__Records to process__:
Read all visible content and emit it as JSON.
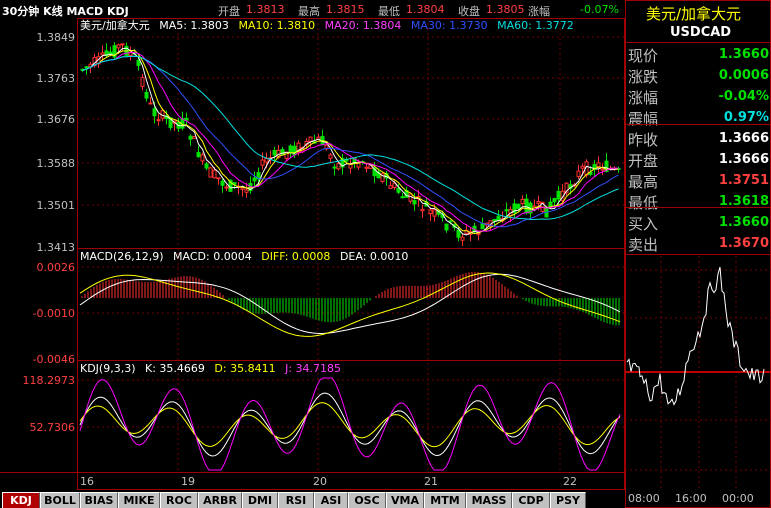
{
  "topbar": {
    "title": "30分钟 K线 MACD KDJ",
    "open_label": "开盘",
    "open_value": "1.3813",
    "high_label": "最高",
    "high_value": "1.3815",
    "low_label": "最低",
    "low_value": "1.3804",
    "close_label": "收盘",
    "close_value": "1.3805",
    "change_label": "涨幅",
    "change_value": "-0.07%"
  },
  "main_chart": {
    "name": "美元/加拿大元",
    "ma5": "MA5: 1.3803",
    "ma10": "MA10: 1.3810",
    "ma20": "MA20: 1.3804",
    "ma30": "MA30: 1.3730",
    "ma60": "MA60: 1.3772",
    "y_labels": [
      "1.3849",
      "1.3763",
      "1.3676",
      "1.3588",
      "1.3501",
      "1.3413"
    ]
  },
  "macd": {
    "header": "MACD(26,12,9)",
    "macd": "MACD: 0.0004",
    "diff": "DIFF: 0.0008",
    "dea": "DEA: 0.0010",
    "y_labels": [
      "0.0026",
      "-0.0010",
      "-0.0046"
    ]
  },
  "kdj": {
    "header": "KDJ(9,3,3)",
    "k": "K: 35.4669",
    "d": "D: 35.8411",
    "j": "J: 34.7185",
    "y_labels": [
      "118.2973",
      "52.7306"
    ]
  },
  "x_labels": [
    "16",
    "19",
    "20",
    "21",
    "22"
  ],
  "tabs": [
    "KDJ",
    "BOLL",
    "BIAS",
    "MIKE",
    "ROC",
    "ARBR",
    "DMI",
    "RSI",
    "ASI",
    "OSC",
    "VMA",
    "MTM",
    "MASS",
    "CDP",
    "PSY"
  ],
  "active_tab": "KDJ",
  "panel": {
    "title": "美元/加拿大元",
    "code": "USDCAD",
    "rows": [
      {
        "label": "现价",
        "value": "1.3660",
        "color": "#00e000"
      },
      {
        "label": "涨跌",
        "value": "0.0006",
        "color": "#00e000"
      },
      {
        "label": "涨幅",
        "value": "-0.04%",
        "color": "#00e000"
      },
      {
        "label": "震幅",
        "value": "0.97%",
        "color": "#00e0e0"
      },
      {
        "label": "昨收",
        "value": "1.3666",
        "color": "#ffffff"
      },
      {
        "label": "开盘",
        "value": "1.3666",
        "color": "#ffffff"
      },
      {
        "label": "最高",
        "value": "1.3751",
        "color": "#ff4040"
      },
      {
        "label": "最低",
        "value": "1.3618",
        "color": "#00e000"
      },
      {
        "label": "买入",
        "value": "1.3660",
        "color": "#00e000"
      },
      {
        "label": "卖出",
        "value": "1.3670",
        "color": "#ff4040"
      }
    ],
    "mini_times": [
      "08:00",
      "16:00",
      "00:00"
    ]
  },
  "colors": {
    "up": "#ff3030",
    "down": "#00e000",
    "ma5": "#ffffff",
    "ma10": "#ffff00",
    "ma20": "#ff00ff",
    "ma30": "#3050ff",
    "ma60": "#00e0e0"
  }
}
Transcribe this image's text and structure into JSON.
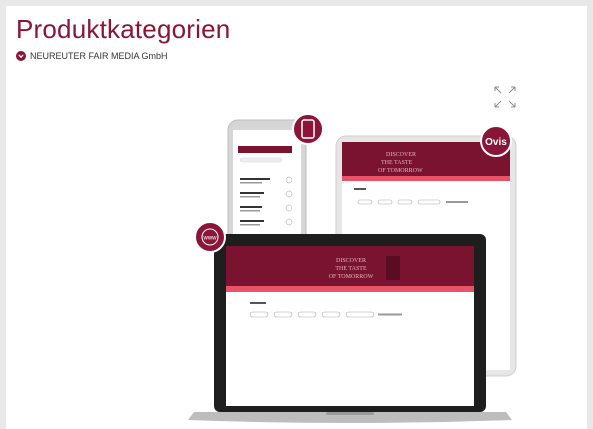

__Task prompt__:
The pictures in the entries should be left out; output everything else exactly.

__Written solution__:
Read all visible content and emit it as JSON.
{
  "topbar": {
    "title": "30分钟 K线 MACD KDJ",
    "open_label": "开盘",
    "open_value": "1.3813",
    "high_label": "最高",
    "high_value": "1.3815",
    "low_label": "最低",
    "low_value": "1.3804",
    "close_label": "收盘",
    "close_value": "1.3805",
    "change_label": "涨幅",
    "change_value": "-0.07%"
  },
  "main_chart": {
    "name": "美元/加拿大元",
    "ma5": "MA5: 1.3803",
    "ma10": "MA10: 1.3810",
    "ma20": "MA20: 1.3804",
    "ma30": "MA30: 1.3730",
    "ma60": "MA60: 1.3772",
    "y_labels": [
      "1.3849",
      "1.3763",
      "1.3676",
      "1.3588",
      "1.3501",
      "1.3413"
    ]
  },
  "macd": {
    "header": "MACD(26,12,9)",
    "macd": "MACD: 0.0004",
    "diff": "DIFF: 0.0008",
    "dea": "DEA: 0.0010",
    "y_labels": [
      "0.0026",
      "-0.0010",
      "-0.0046"
    ]
  },
  "kdj": {
    "header": "KDJ(9,3,3)",
    "k": "K: 35.4669",
    "d": "D: 35.8411",
    "j": "J: 34.7185",
    "y_labels": [
      "118.2973",
      "52.7306"
    ]
  },
  "x_labels": [
    "16",
    "19",
    "20",
    "21",
    "22"
  ],
  "tabs": [
    "KDJ",
    "BOLL",
    "BIAS",
    "MIKE",
    "ROC",
    "ARBR",
    "DMI",
    "RSI",
    "ASI",
    "OSC",
    "VMA",
    "MTM",
    "MASS",
    "CDP",
    "PSY"
  ],
  "active_tab": "KDJ",
  "panel": {
    "title": "美元/加拿大元",
    "code": "USDCAD",
    "rows": [
      {
        "label": "现价",
        "value": "1.3660",
        "color": "#00e000"
      },
      {
        "label": "涨跌",
        "value": "0.0006",
        "color": "#00e000"
      },
      {
        "label": "涨幅",
        "value": "-0.04%",
        "color": "#00e000"
      },
      {
        "label": "震幅",
        "value": "0.97%",
        "color": "#00e0e0"
      },
      {
        "label": "昨收",
        "value": "1.3666",
        "color": "#ffffff"
      },
      {
        "label": "开盘",
        "value": "1.3666",
        "color": "#ffffff"
      },
      {
        "label": "最高",
        "value": "1.3751",
        "color": "#ff4040"
      },
      {
        "label": "最低",
        "value": "1.3618",
        "color": "#00e000"
      },
      {
        "label": "买入",
        "value": "1.3660",
        "color": "#00e000"
      },
      {
        "label": "卖出",
        "value": "1.3670",
        "color": "#ff4040"
      }
    ],
    "mini_times": [
      "08:00",
      "16:00",
      "00:00"
    ]
  },
  "colors": {
    "up": "#ff3030",
    "down": "#00e000",
    "ma5": "#ffffff",
    "ma10": "#ffff00",
    "ma20": "#ff00ff",
    "ma30": "#3050ff",
    "ma60": "#00e0e0"
  }
}
Transcribe this image's text and structure into JSON.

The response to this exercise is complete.